Data records:
»»
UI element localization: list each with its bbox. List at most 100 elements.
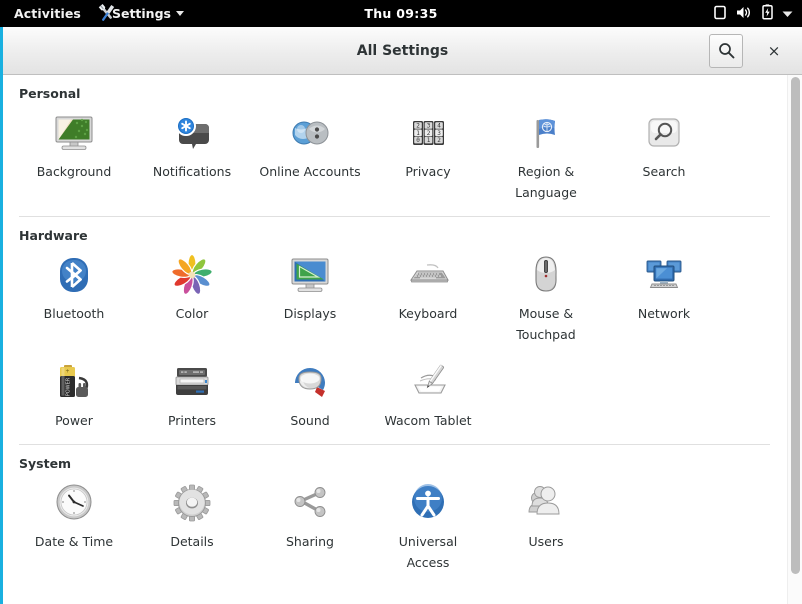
settings-tile-online-accounts[interactable]: Online Accounts: [251, 101, 369, 207]
personal-grid: Background Notifications Online Accounts…: [3, 101, 786, 207]
chevron-down-icon[interactable]: [782, 6, 793, 21]
battery-charging-icon: [762, 4, 773, 23]
settings-tile-universal-access[interactable]: Universal Access: [369, 471, 487, 577]
settings-tile-region-language[interactable]: Region & Language: [487, 101, 605, 207]
settings-tile-label: Search: [642, 164, 686, 179]
settings-tile-wacom-tablet[interactable]: Wacom Tablet: [369, 350, 487, 436]
svg-text:+: +: [65, 368, 69, 374]
settings-tile-power[interactable]: + POWER Power: [15, 350, 133, 436]
settings-tile-label: Keyboard: [398, 306, 458, 322]
page-title: All Settings: [356, 42, 449, 59]
svg-text:3: 3: [437, 130, 441, 137]
system-grid: Date & Time Details Sharing Universal Ac…: [3, 471, 786, 577]
settings-tile-label: Mouse & Touchpad: [516, 306, 576, 342]
section-title-personal: Personal: [19, 86, 81, 101]
hardware-grid: Bluetooth Color Displays Keyboard Mouse …: [3, 243, 786, 435]
scrollbar-thumb[interactable]: [791, 77, 800, 574]
search-icon: [718, 43, 734, 59]
mouse-icon: [522, 251, 570, 299]
settings-panels: Personal Background Notifications Online…: [3, 75, 802, 604]
settings-tile-network[interactable]: Network: [605, 243, 723, 349]
settings-tile-users[interactable]: Users: [487, 471, 605, 577]
network-computers-icon: [640, 251, 688, 299]
settings-tile-label: Background: [36, 164, 112, 179]
chevron-down-icon: [175, 11, 184, 16]
settings-tile-background[interactable]: Background: [15, 101, 133, 207]
settings-tile-date-time[interactable]: Date & Time: [15, 471, 133, 577]
settings-tile-label: Universal Access: [398, 534, 458, 570]
status-area[interactable]: [713, 4, 802, 23]
close-button[interactable]: ×: [757, 34, 791, 68]
settings-tile-label: Region & Language: [515, 164, 577, 200]
svg-text:2: 2: [416, 123, 420, 130]
svg-text:2: 2: [437, 137, 441, 144]
wrench-screwdriver-icon: [95, 1, 119, 25]
users-icon: [522, 479, 570, 527]
section-title-system: System: [19, 456, 72, 472]
settings-tile-keyboard[interactable]: Keyboard: [369, 243, 487, 349]
app-menu-label: Settings: [111, 6, 171, 21]
settings-tile-label: Users: [528, 534, 564, 550]
section-hardware: Hardware Bluetooth Color Displays Keyboa…: [3, 228, 786, 435]
section-divider: [19, 216, 770, 218]
section-divider: [19, 444, 770, 446]
screen-icon: [713, 5, 727, 23]
svg-text:1: 1: [427, 137, 431, 144]
settings-tile-label: Printers: [167, 412, 217, 428]
privacy-counter-icon: 210 321 432: [404, 109, 452, 157]
universal-access-icon: [404, 479, 452, 527]
settings-tile-label: Sharing: [286, 534, 334, 550]
svg-text:3: 3: [427, 123, 431, 130]
settings-tile-search[interactable]: Search: [605, 101, 723, 207]
settings-tile-details[interactable]: Details: [133, 471, 251, 577]
activities-button[interactable]: Activities: [0, 0, 92, 27]
settings-tile-label: Online Accounts: [259, 164, 361, 179]
settings-tile-label: Privacy: [405, 164, 451, 179]
settings-tile-label: Color: [175, 306, 209, 322]
settings-tile-label: Displays: [283, 306, 337, 322]
keyboard-icon: [404, 251, 452, 299]
volume-icon: [736, 5, 753, 23]
settings-tile-privacy[interactable]: 210 321 432 Privacy: [369, 101, 487, 207]
settings-tile-label: Wacom Tablet: [384, 412, 472, 428]
svg-text:2: 2: [427, 130, 431, 137]
gear-icon: [168, 479, 216, 527]
displays-monitor-icon: [286, 251, 334, 299]
titlebar-actions: ×: [709, 33, 802, 68]
settings-tile-notifications[interactable]: Notifications: [133, 101, 251, 207]
settings-tile-label: Details: [170, 534, 214, 550]
settings-tile-label: Network: [637, 306, 691, 322]
svg-text:4: 4: [437, 123, 441, 130]
search-magnifier-icon: [640, 109, 688, 157]
vertical-scrollbar[interactable]: [787, 75, 802, 604]
settings-tile-label: Notifications: [152, 164, 232, 179]
search-button[interactable]: [709, 33, 743, 68]
settings-window: All Settings × Personal Background Notif…: [0, 27, 802, 604]
wacom-tablet-icon: [404, 358, 452, 406]
clock-icon: [50, 479, 98, 527]
settings-tile-displays[interactable]: Displays: [251, 243, 369, 349]
settings-tile-label: Bluetooth: [43, 306, 105, 322]
region-flag-icon: [522, 109, 570, 157]
section-title-hardware: Hardware: [19, 228, 88, 244]
power-battery-icon: + POWER: [50, 358, 98, 406]
settings-scroll-area: Personal Background Notifications Online…: [3, 75, 802, 604]
background-monitor-icon: [50, 109, 98, 157]
color-flower-icon: [168, 251, 216, 299]
bluetooth-icon: [50, 251, 98, 299]
settings-tile-color[interactable]: Color: [133, 243, 251, 349]
sound-speaker-icon: [286, 358, 334, 406]
gnome-top-bar: Activities Settings Thu 09:35: [0, 0, 802, 27]
printer-icon: [168, 358, 216, 406]
settings-tile-bluetooth[interactable]: Bluetooth: [15, 243, 133, 349]
settings-tile-printers[interactable]: Printers: [133, 350, 251, 436]
settings-tile-label: Sound: [290, 412, 330, 428]
svg-text:0: 0: [416, 137, 420, 144]
settings-tile-sharing[interactable]: Sharing: [251, 471, 369, 577]
notifications-bubble-icon: [168, 109, 216, 157]
settings-tile-mouse-touchpad[interactable]: Mouse & Touchpad: [487, 243, 605, 349]
settings-tile-label: Power: [55, 412, 93, 428]
app-menu-settings[interactable]: Settings: [92, 0, 192, 27]
share-nodes-icon: [286, 479, 334, 527]
settings-tile-sound[interactable]: Sound: [251, 350, 369, 436]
««
Exercise requirements: Extract every line from the rows that contains the string "battery". Matching is case-sensitive.

Response:
battery-charging-icon: [762, 4, 773, 23]
power-battery-icon: + POWER: [50, 358, 98, 406]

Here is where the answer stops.